__What to do__
Restate the data word for word and leave the images out.

__Input__
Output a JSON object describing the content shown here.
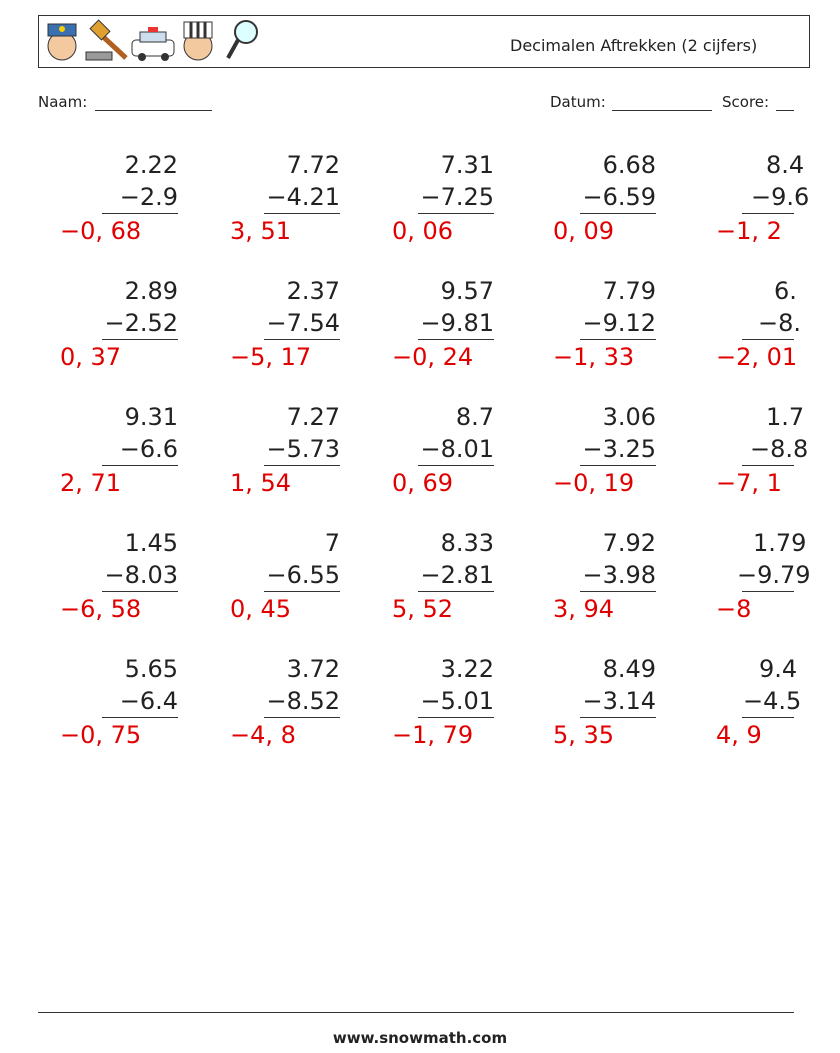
{
  "header": {
    "title": "Decimalen Aftrekken (2 cijfers)"
  },
  "fields": {
    "name": "Naam:",
    "date": "Datum:",
    "score": "Score:"
  },
  "problems": [
    [
      {
        "a": "2.22",
        "b": "−2.9",
        "answer": "−0, 68"
      },
      {
        "a": "7.72",
        "b": "−4.21",
        "answer": "3, 51"
      },
      {
        "a": "7.31",
        "b": "−7.25",
        "answer": "0, 06"
      },
      {
        "a": "6.68",
        "b": "−6.59",
        "answer": "0, 09"
      },
      {
        "a": "8.4",
        "b": "−9.6",
        "answer": "−1, 2"
      }
    ],
    [
      {
        "a": "2.89",
        "b": "−2.52",
        "answer": "0, 37"
      },
      {
        "a": "2.37",
        "b": "−7.54",
        "answer": "−5, 17"
      },
      {
        "a": "9.57",
        "b": "−9.81",
        "answer": "−0, 24"
      },
      {
        "a": "7.79",
        "b": "−9.12",
        "answer": "−1, 33"
      },
      {
        "a": "6.",
        "b": "−8.",
        "answer": "−2, 01"
      }
    ],
    [
      {
        "a": "9.31",
        "b": "−6.6",
        "answer": "2, 71"
      },
      {
        "a": "7.27",
        "b": "−5.73",
        "answer": "1, 54"
      },
      {
        "a": "8.7",
        "b": "−8.01",
        "answer": "0, 69"
      },
      {
        "a": "3.06",
        "b": "−3.25",
        "answer": "−0, 19"
      },
      {
        "a": "1.7",
        "b": "−8.8",
        "answer": "−7, 1"
      }
    ],
    [
      {
        "a": "1.45",
        "b": "−8.03",
        "answer": "−6, 58"
      },
      {
        "a": "7",
        "b": "−6.55",
        "answer": "0, 45"
      },
      {
        "a": "8.33",
        "b": "−2.81",
        "answer": "5, 52"
      },
      {
        "a": "7.92",
        "b": "−3.98",
        "answer": "3, 94"
      },
      {
        "a": "1.79",
        "b": "−9.79",
        "answer": "−8"
      }
    ],
    [
      {
        "a": "5.65",
        "b": "−6.4",
        "answer": "−0, 75"
      },
      {
        "a": "3.72",
        "b": "−8.52",
        "answer": "−4, 8"
      },
      {
        "a": "3.22",
        "b": "−5.01",
        "answer": "−1, 79"
      },
      {
        "a": "8.49",
        "b": "−3.14",
        "answer": "5, 35"
      },
      {
        "a": "9.4",
        "b": "−4.5",
        "answer": "4, 9"
      }
    ]
  ],
  "footer": {
    "url": "www.snowmath.com"
  }
}
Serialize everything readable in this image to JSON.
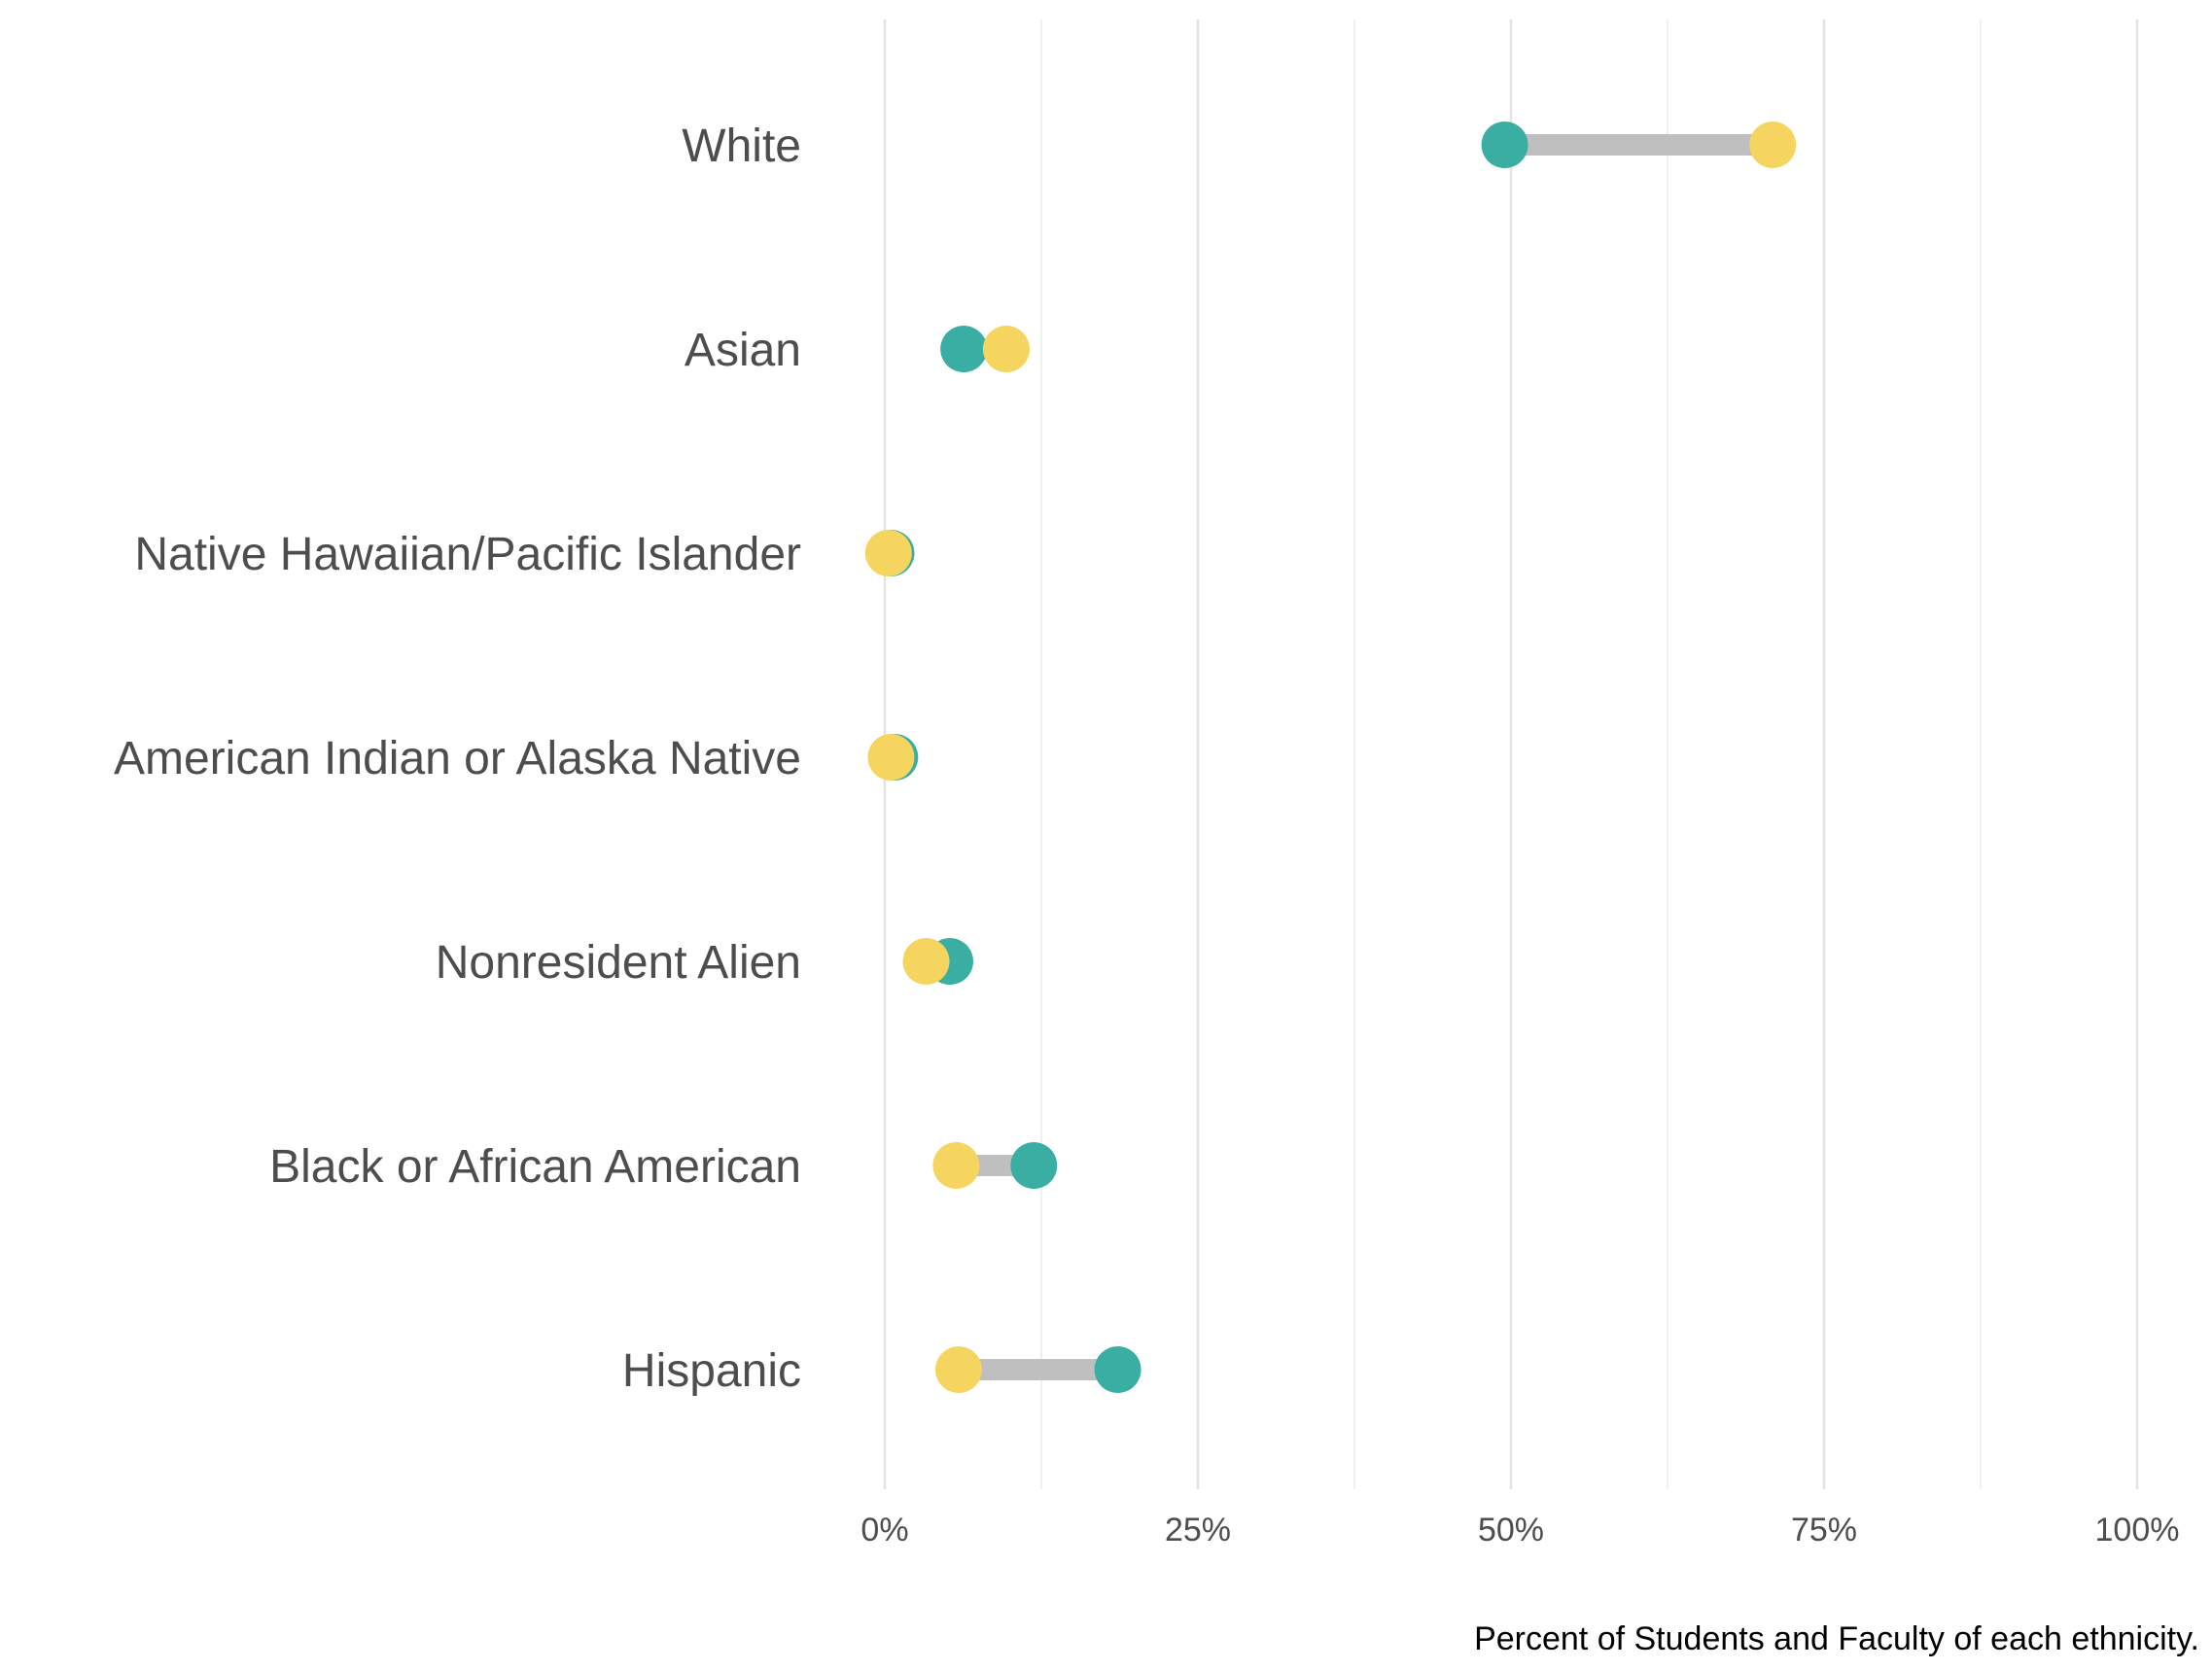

__Final answer__
Output a JSON object describing the content shown here.
{
  "header": {
    "title": "Decimalen Aftrekken (2 cijfers)"
  },
  "fields": {
    "name": "Naam:",
    "date": "Datum:",
    "score": "Score:"
  },
  "problems": [
    [
      {
        "a": "2.22",
        "b": "−2.9",
        "answer": "−0, 68"
      },
      {
        "a": "7.72",
        "b": "−4.21",
        "answer": "3, 51"
      },
      {
        "a": "7.31",
        "b": "−7.25",
        "answer": "0, 06"
      },
      {
        "a": "6.68",
        "b": "−6.59",
        "answer": "0, 09"
      },
      {
        "a": "8.4",
        "b": "−9.6",
        "answer": "−1, 2"
      }
    ],
    [
      {
        "a": "2.89",
        "b": "−2.52",
        "answer": "0, 37"
      },
      {
        "a": "2.37",
        "b": "−7.54",
        "answer": "−5, 17"
      },
      {
        "a": "9.57",
        "b": "−9.81",
        "answer": "−0, 24"
      },
      {
        "a": "7.79",
        "b": "−9.12",
        "answer": "−1, 33"
      },
      {
        "a": "6.",
        "b": "−8.",
        "answer": "−2, 01"
      }
    ],
    [
      {
        "a": "9.31",
        "b": "−6.6",
        "answer": "2, 71"
      },
      {
        "a": "7.27",
        "b": "−5.73",
        "answer": "1, 54"
      },
      {
        "a": "8.7",
        "b": "−8.01",
        "answer": "0, 69"
      },
      {
        "a": "3.06",
        "b": "−3.25",
        "answer": "−0, 19"
      },
      {
        "a": "1.7",
        "b": "−8.8",
        "answer": "−7, 1"
      }
    ],
    [
      {
        "a": "1.45",
        "b": "−8.03",
        "answer": "−6, 58"
      },
      {
        "a": "7",
        "b": "−6.55",
        "answer": "0, 45"
      },
      {
        "a": "8.33",
        "b": "−2.81",
        "answer": "5, 52"
      },
      {
        "a": "7.92",
        "b": "−3.98",
        "answer": "3, 94"
      },
      {
        "a": "1.79",
        "b": "−9.79",
        "answer": "−8"
      }
    ],
    [
      {
        "a": "5.65",
        "b": "−6.4",
        "answer": "−0, 75"
      },
      {
        "a": "3.72",
        "b": "−8.52",
        "answer": "−4, 8"
      },
      {
        "a": "3.22",
        "b": "−5.01",
        "answer": "−1, 79"
      },
      {
        "a": "8.49",
        "b": "−3.14",
        "answer": "5, 35"
      },
      {
        "a": "9.4",
        "b": "−4.5",
        "answer": "4, 9"
      }
    ]
  ],
  "footer": {
    "url": "www.snowmath.com"
  }
}
Serialize everything readable in this image to JSON.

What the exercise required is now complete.